--- BEGIN PROVIDED DATA ---

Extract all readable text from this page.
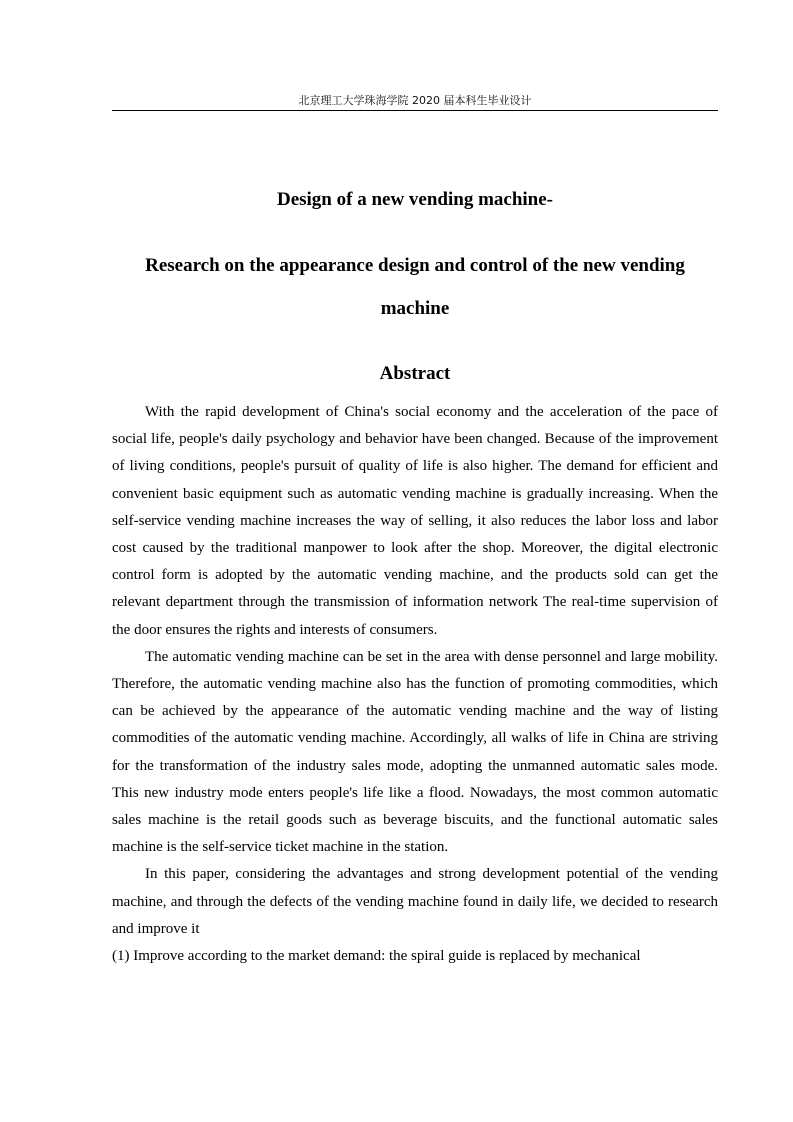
北京理工大学珠海学院 2020 届本科生毕业设计
Design of a new vending machine-
Research on the appearance design and control of the new vending
machine
Abstract

With the rapid development of China's social economy and the acceleration of the pace of social life, people's daily psychology and behavior have been changed. Because of the improvement of living conditions, people's pursuit of quality of life is also higher. The demand for efficient and convenient basic equipment such as automatic vending machine is gradually increasing. When the self-service vending machine increases the way of selling, it also reduces the labor loss and labor cost caused by the traditional manpower to look after the shop. Moreover, the digital electronic control form is adopted by the automatic vending machine, and the products sold can get the relevant department through the transmission of information network The real-time supervision of the door ensures the rights and interests of consumers.

The automatic vending machine can be set in the area with dense personnel and large mobility. Therefore, the automatic vending machine also has the function of promoting commodities, which can be achieved by the appearance of the automatic vending machine and the way of listing commodities of the automatic vending machine. Accordingly, all walks of life in China are striving for the transformation of the industry sales mode, adopting the unmanned automatic sales mode. This new industry mode enters people's life like a flood. Nowadays, the most common automatic sales machine is the retail goods such as beverage biscuits, and the functional automatic sales machine is the self-service ticket machine in the station.

In this paper, considering the advantages and strong development potential of the vending machine, and through the defects of the vending machine found in daily life, we decided to research and improve it

(1) Improve according to the market demand: the spiral guide is replaced by mechanical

--- END PROVIDED DATA ---

**TASK BRIEF**
Pictures stay out of the copy; please restate every record above exactly.

**FINAL RESULT**
Extract all readable text from this page.
北京理工大学珠海学院 2020 届本科生毕业设计
Design of a new vending machine-
Research on the appearance design and control of the new vending
machine
Abstract

With the rapid development of China's social economy and the acceleration of the pace of social life, people's daily psychology and behavior have been changed. Because of the improvement of living conditions, people's pursuit of quality of life is also higher. The demand for efficient and convenient basic equipment such as automatic vending machine is gradually increasing. When the self-service vending machine increases the way of selling, it also reduces the labor loss and labor cost caused by the traditional manpower to look after the shop. Moreover, the digital electronic control form is adopted by the automatic vending machine, and the products sold can get the relevant department through the transmission of information network The real-time supervision of the door ensures the rights and interests of consumers.

The automatic vending machine can be set in the area with dense personnel and large mobility. Therefore, the automatic vending machine also has the function of promoting commodities, which can be achieved by the appearance of the automatic vending machine and the way of listing commodities of the automatic vending machine. Accordingly, all walks of life in China are striving for the transformation of the industry sales mode, adopting the unmanned automatic sales mode. This new industry mode enters people's life like a flood. Nowadays, the most common automatic sales machine is the retail goods such as beverage biscuits, and the functional automatic sales machine is the self-service ticket machine in the station.

In this paper, considering the advantages and strong development potential of the vending machine, and through the defects of the vending machine found in daily life, we decided to research and improve it

(1) Improve according to the market demand: the spiral guide is replaced by mechanical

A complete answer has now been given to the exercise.